Entries with figure data
Start

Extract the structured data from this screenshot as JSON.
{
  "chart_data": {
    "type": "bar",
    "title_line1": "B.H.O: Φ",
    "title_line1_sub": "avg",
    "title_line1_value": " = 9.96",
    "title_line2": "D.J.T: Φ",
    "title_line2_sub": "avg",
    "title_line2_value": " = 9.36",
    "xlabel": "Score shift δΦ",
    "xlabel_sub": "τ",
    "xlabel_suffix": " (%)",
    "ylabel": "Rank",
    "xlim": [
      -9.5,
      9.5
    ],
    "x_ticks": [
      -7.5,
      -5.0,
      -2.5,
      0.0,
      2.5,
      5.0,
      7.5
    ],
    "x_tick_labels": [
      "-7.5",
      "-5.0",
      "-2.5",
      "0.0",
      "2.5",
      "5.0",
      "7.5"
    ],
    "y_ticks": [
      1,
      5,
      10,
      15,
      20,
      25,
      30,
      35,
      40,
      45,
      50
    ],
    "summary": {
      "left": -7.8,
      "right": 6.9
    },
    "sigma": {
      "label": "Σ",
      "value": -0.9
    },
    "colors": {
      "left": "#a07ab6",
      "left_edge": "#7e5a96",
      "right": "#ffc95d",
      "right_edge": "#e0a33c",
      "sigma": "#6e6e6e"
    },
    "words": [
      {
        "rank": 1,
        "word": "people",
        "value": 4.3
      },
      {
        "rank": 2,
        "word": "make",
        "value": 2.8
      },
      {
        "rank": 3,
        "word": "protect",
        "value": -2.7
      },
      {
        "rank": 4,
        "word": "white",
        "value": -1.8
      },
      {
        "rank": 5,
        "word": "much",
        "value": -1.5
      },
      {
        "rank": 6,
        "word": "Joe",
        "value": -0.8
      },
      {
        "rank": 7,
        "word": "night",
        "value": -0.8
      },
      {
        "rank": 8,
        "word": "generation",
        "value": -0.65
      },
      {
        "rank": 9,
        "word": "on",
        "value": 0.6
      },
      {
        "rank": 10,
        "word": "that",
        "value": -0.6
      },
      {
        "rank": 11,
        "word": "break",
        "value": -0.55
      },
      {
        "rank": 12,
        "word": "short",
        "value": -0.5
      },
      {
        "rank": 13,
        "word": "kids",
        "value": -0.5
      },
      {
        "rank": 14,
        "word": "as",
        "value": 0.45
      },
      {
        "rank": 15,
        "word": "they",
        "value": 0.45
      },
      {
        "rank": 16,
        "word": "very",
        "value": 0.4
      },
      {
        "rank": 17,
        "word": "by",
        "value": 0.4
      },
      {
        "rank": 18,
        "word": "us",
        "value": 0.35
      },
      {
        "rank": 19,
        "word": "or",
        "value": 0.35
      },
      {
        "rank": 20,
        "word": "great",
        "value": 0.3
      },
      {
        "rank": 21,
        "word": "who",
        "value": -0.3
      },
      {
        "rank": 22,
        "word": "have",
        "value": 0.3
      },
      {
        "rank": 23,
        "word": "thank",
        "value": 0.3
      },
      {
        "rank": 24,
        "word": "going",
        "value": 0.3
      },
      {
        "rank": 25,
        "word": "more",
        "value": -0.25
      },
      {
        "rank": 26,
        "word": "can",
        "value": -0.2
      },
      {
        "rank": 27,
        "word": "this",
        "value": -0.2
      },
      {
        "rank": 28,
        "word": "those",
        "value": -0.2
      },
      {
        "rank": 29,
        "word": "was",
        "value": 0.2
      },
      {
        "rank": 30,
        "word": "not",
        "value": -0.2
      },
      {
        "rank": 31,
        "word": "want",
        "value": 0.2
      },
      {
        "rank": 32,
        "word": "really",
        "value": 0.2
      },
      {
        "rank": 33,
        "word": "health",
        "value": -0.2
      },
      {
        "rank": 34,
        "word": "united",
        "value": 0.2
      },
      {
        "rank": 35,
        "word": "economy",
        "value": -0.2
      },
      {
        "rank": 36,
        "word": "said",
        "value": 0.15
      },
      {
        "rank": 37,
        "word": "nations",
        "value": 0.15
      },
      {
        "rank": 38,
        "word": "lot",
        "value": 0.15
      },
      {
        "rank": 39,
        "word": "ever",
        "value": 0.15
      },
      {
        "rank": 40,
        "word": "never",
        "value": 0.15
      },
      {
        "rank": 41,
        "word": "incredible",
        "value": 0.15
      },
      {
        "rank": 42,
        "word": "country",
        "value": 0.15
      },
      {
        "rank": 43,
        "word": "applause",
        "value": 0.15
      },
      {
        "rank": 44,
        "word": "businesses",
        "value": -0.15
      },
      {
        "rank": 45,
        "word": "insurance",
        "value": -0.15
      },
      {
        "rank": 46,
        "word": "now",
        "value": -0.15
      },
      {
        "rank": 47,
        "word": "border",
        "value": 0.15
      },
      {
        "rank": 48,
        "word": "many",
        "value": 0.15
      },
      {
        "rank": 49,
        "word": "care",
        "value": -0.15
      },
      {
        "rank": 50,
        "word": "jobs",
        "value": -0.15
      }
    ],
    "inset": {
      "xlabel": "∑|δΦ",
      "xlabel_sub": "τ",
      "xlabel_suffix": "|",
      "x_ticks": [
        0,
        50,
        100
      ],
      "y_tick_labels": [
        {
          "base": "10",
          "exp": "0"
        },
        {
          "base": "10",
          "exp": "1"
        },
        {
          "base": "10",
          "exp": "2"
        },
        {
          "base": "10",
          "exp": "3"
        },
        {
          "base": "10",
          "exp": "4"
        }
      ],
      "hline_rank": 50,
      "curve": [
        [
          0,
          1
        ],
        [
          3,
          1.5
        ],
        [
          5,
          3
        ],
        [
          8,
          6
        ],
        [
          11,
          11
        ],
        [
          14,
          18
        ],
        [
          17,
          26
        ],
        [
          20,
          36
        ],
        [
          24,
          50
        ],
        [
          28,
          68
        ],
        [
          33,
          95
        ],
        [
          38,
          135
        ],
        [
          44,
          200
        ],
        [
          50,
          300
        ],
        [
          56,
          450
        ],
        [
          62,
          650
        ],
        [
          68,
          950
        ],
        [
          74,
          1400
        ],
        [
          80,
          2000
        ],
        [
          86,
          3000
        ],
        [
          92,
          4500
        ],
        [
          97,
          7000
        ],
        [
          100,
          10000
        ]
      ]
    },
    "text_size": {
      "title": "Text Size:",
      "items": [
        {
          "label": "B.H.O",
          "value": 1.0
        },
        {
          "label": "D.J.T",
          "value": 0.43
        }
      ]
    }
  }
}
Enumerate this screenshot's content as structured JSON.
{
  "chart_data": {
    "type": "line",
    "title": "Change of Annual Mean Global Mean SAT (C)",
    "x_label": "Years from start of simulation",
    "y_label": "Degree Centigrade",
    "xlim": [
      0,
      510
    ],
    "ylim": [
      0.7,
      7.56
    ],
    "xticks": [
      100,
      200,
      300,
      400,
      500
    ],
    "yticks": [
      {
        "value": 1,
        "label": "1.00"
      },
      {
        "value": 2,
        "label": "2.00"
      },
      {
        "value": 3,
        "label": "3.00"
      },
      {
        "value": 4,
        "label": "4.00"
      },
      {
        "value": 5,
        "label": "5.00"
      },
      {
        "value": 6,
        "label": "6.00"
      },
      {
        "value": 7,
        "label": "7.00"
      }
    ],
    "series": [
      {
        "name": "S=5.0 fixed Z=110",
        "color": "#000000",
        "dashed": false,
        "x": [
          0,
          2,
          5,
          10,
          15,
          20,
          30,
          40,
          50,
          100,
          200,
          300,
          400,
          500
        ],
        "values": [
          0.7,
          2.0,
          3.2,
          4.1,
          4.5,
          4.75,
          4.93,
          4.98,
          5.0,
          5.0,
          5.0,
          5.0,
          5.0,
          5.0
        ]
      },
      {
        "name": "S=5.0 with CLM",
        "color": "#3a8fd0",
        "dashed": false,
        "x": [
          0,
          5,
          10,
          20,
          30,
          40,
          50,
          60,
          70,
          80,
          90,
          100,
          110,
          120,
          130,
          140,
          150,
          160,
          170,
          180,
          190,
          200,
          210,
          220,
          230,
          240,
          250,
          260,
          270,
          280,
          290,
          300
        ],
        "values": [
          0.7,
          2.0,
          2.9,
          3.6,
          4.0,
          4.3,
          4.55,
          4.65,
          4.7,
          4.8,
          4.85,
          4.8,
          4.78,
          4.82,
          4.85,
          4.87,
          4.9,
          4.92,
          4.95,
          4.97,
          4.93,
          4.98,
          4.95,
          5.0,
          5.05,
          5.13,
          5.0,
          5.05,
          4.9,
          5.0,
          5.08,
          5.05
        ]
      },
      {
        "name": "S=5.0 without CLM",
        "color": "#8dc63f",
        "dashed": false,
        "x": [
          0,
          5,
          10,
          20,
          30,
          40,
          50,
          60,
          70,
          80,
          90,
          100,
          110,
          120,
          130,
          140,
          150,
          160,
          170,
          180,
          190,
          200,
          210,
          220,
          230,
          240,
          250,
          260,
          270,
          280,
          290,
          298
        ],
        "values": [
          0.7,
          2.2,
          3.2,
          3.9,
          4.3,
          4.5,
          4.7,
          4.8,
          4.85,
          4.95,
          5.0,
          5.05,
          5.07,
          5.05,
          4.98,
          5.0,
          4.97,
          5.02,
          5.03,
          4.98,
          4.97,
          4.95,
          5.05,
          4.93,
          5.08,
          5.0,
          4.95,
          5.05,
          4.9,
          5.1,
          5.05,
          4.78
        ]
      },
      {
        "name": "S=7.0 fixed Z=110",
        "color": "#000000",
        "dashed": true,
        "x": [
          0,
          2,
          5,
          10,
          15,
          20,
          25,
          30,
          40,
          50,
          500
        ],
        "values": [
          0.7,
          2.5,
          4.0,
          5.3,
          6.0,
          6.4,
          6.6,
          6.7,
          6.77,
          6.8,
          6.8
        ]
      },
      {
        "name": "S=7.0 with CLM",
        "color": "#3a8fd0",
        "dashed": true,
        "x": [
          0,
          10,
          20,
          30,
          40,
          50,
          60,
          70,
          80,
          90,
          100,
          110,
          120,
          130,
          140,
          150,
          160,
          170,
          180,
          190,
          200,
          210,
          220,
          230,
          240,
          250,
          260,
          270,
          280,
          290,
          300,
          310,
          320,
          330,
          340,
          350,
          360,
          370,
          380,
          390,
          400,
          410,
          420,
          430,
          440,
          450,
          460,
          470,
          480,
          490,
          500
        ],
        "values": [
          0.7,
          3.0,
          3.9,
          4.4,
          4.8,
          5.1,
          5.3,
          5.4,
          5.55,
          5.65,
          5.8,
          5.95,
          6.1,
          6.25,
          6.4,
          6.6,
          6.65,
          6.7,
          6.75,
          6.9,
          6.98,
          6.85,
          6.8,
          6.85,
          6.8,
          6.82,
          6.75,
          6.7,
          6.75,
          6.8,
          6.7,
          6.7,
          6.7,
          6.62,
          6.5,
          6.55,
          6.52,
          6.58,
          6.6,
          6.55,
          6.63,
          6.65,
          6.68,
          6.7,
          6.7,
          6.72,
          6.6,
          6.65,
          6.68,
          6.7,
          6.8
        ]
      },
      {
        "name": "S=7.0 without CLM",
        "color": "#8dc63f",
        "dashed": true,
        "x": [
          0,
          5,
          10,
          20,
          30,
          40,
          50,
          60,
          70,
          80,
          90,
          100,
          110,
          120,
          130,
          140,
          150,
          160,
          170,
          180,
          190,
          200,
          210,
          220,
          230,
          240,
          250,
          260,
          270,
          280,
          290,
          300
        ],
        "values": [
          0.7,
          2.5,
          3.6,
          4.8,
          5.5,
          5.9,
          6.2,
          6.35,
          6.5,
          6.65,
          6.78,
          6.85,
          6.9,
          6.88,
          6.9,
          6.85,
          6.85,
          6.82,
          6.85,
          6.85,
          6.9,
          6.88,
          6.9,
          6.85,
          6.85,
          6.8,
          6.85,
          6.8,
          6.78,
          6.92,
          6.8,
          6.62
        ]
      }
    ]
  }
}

End

TASK OBJECTIVE: Locate the word "fixed" in the records above, and return each line that has it.

FINAL RESULT:
        "name": "S=5.0 fixed Z=110",
        "name": "S=7.0 fixed Z=110",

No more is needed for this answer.